» **Request**: Using the listing below, report all lines holding the word "artériels".

» **Data**:
_ _ _ _ _

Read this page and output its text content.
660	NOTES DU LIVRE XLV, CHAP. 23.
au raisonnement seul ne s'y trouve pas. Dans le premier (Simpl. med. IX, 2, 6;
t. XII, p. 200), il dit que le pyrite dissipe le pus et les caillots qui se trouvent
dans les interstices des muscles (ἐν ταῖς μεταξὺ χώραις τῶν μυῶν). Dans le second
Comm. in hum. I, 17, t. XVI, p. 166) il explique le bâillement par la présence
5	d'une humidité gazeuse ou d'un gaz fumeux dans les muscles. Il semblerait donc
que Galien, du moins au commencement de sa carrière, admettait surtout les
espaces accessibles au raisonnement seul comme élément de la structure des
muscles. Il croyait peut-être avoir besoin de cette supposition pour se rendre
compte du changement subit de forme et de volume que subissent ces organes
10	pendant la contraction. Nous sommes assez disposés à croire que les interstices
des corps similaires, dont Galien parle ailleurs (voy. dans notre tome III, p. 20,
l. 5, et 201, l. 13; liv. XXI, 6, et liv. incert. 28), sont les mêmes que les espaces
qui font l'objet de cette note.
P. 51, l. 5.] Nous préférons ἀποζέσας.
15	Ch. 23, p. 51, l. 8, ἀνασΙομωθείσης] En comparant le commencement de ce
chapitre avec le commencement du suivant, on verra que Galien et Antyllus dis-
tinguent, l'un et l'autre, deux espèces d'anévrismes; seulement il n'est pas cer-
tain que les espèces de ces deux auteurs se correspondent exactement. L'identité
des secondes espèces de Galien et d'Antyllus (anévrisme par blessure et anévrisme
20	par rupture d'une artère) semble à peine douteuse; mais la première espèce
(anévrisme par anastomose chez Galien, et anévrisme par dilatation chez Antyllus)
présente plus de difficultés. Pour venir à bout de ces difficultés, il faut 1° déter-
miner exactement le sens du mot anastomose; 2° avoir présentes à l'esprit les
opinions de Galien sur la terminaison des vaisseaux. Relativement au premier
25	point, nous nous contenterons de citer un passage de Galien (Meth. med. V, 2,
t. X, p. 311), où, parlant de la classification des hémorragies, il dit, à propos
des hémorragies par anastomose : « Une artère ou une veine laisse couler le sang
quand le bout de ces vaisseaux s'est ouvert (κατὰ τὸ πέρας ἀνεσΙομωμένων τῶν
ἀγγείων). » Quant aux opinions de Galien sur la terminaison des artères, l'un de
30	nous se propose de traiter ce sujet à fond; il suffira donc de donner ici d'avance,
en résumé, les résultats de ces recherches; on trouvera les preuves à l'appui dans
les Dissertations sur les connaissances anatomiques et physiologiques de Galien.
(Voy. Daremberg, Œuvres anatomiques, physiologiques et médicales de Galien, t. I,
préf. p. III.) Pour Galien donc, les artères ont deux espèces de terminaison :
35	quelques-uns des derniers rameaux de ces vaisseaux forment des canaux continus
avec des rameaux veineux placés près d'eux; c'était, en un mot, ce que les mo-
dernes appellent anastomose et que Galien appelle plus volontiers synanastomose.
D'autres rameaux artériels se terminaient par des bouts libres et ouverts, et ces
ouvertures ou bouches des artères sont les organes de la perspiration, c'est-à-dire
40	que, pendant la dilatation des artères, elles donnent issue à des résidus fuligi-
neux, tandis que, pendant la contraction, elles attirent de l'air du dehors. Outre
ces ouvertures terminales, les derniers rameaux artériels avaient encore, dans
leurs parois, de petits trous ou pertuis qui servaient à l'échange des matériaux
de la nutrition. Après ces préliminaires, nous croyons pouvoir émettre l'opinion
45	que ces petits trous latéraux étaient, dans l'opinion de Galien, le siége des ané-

_ _ _ _ _

» **Completed exercise**:
D'autres rameaux artériels se terminaient par des bouts libres et ouverts, et ces
ces ouvertures terminales, les derniers rameaux artériels avaient encore, dans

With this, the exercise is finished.